• **SUPPLIED DATA**
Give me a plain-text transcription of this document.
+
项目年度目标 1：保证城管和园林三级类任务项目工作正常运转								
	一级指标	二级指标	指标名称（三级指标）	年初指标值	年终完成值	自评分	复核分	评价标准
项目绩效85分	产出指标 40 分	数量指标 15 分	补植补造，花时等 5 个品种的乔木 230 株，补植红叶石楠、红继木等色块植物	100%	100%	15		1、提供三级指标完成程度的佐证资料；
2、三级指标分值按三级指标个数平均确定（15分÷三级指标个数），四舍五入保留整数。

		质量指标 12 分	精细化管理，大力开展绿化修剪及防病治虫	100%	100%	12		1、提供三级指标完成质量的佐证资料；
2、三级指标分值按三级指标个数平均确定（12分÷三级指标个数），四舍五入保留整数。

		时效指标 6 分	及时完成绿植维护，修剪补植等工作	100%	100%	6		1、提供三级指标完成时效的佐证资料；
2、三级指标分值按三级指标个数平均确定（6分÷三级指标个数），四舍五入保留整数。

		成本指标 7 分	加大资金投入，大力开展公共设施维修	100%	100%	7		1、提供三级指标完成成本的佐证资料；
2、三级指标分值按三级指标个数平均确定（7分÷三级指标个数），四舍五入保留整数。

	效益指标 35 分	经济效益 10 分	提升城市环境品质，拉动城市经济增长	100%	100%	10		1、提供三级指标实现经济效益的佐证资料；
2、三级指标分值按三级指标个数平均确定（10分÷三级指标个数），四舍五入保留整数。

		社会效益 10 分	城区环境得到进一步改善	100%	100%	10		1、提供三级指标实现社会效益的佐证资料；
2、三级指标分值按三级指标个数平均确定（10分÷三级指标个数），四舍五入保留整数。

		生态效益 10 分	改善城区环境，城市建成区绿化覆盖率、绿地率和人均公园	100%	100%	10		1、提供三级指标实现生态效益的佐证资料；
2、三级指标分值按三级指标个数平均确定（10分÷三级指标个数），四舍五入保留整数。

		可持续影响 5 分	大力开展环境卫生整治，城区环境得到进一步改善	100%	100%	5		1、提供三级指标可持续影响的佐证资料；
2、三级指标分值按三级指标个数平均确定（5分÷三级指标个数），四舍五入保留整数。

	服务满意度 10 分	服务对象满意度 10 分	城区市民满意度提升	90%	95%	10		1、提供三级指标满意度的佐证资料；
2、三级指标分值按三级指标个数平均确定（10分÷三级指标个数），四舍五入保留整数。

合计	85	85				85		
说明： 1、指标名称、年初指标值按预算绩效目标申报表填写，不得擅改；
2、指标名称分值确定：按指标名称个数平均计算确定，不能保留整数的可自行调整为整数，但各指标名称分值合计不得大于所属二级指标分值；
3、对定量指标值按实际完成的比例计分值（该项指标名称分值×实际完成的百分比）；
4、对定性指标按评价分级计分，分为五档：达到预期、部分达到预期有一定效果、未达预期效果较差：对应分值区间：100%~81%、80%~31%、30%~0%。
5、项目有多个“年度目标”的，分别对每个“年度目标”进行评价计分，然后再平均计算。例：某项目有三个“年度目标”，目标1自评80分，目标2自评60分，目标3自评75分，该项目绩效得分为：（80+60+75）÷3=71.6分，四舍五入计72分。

• **THE EXERCISE**
Return each line that includes "城区环境得到进一步改善".

• **WRITTEN RESPONSE**
		社会效益 10 分	城区环境得到进一步改善	100%	100%	10		1、提供三级指标实现社会效益的佐证资料；
		可持续影响 5 分	大力开展环境卫生整治，城区环境得到进一步改善	100%	100%	5		1、提供三级指标可持续影响的佐证资料；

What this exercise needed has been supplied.